▸ PROBLEM STATEMENT: Find the lines holding the word "Detail" and collect them.

▸ DATA LINES:

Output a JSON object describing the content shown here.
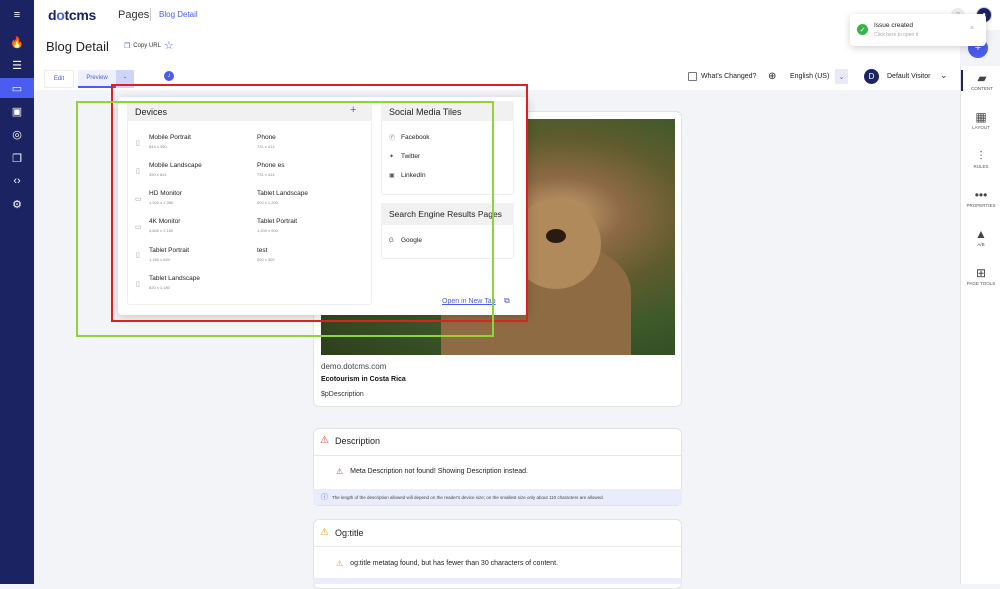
{
  "sidebar": {
    "menu_icon": "menu-icon",
    "items": [
      {
        "icon": "fire-icon",
        "glyph": "🔥"
      },
      {
        "icon": "list-icon",
        "glyph": "☰"
      },
      {
        "icon": "folder-icon",
        "glyph": "▭"
      },
      {
        "icon": "image-icon",
        "glyph": "▣"
      },
      {
        "icon": "target-icon",
        "glyph": "◎"
      },
      {
        "icon": "copy-icon",
        "glyph": "❐"
      },
      {
        "icon": "code-icon",
        "glyph": "‹›"
      },
      {
        "icon": "gear-icon",
        "glyph": "⚙"
      }
    ]
  },
  "header": {
    "logo_prefix": "d",
    "logo_dot": "o",
    "logo_suffix": "tcms",
    "breadcrumb_root": "Pages",
    "breadcrumb_current": "Blog Detail"
  },
  "titlebar": {
    "page_title": "Blog Detail",
    "copy_url": "Copy URL"
  },
  "toolbar": {
    "tab_edit": "Edit",
    "tab_preview": "Preview",
    "whats_changed": "What's Changed?",
    "language": "English (US)",
    "visitor_initial": "D",
    "visitor": "Default Visitor"
  },
  "right_panel": [
    {
      "label": "CONTENT",
      "icon": "content-icon",
      "glyph": "▰"
    },
    {
      "label": "LAYOUT",
      "icon": "layout-icon",
      "glyph": "▦"
    },
    {
      "label": "RULES",
      "icon": "rules-icon",
      "glyph": "⫶"
    },
    {
      "label": "PROPERTIES",
      "icon": "properties-icon",
      "glyph": "•••"
    },
    {
      "label": "A/B",
      "icon": "ab-flask-icon",
      "glyph": "▲"
    },
    {
      "label": "PAGE TOOLS",
      "icon": "page-tools-icon",
      "glyph": "⊞"
    }
  ],
  "preview": {
    "url": "demo.dotcms.com",
    "title": "Ecotourism in Costa Rica",
    "description": "$pDescription"
  },
  "description_section": {
    "title": "Description",
    "message": "Meta Description not found! Showing Description instead.",
    "info": "The length of the description allowed will depend on the reader's device size; on the smallest size only about 110 characters are allowed."
  },
  "og_section": {
    "title": "Og:title",
    "message": "og:title metatag found, but has fewer than 30 characters of content."
  },
  "devices": {
    "heading": "Devices",
    "left": [
      {
        "name": "Mobile Portrait",
        "size": "844 x 390"
      },
      {
        "name": "Mobile Landscape",
        "size": "390 x 844"
      },
      {
        "name": "HD Monitor",
        "size": "1,920 x 1,080"
      },
      {
        "name": "4K Monitor",
        "size": "3,840 x 2,160"
      },
      {
        "name": "Tablet Portrait",
        "size": "1,180 x 820"
      },
      {
        "name": "Tablet Landscape",
        "size": "820 x 1,180"
      }
    ],
    "right": [
      {
        "name": "Phone",
        "size": "731 x 414"
      },
      {
        "name": "Phone es",
        "size": "731 x 414"
      },
      {
        "name": "Tablet Landscape",
        "size": "900 x 1,200"
      },
      {
        "name": "Tablet Portrait",
        "size": "1,200 x 900"
      },
      {
        "name": "test",
        "size": "500 x 500"
      }
    ]
  },
  "social": {
    "heading": "Social Media Tiles",
    "items": [
      "Facebook",
      "Twitter",
      "LinkedIn"
    ]
  },
  "search_engine": {
    "heading": "Search Engine Results Pages",
    "items": [
      "Google"
    ]
  },
  "open_new_tab": "Open in New Tab",
  "toast": {
    "title": "Issue created",
    "subtitle": "Click here to open it"
  },
  "colors": {
    "sidebar": "#1b2363",
    "accent": "#4b5df0",
    "annotation_red": "#e02020",
    "annotation_green": "#8fd43c",
    "success": "#3cb24a",
    "error": "#e04444",
    "warning": "#e7a31a"
  }
}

▸ EXERCISE ANSWER:
    "breadcrumb_current": "Blog Detail"
    "page_title": "Blog Detail",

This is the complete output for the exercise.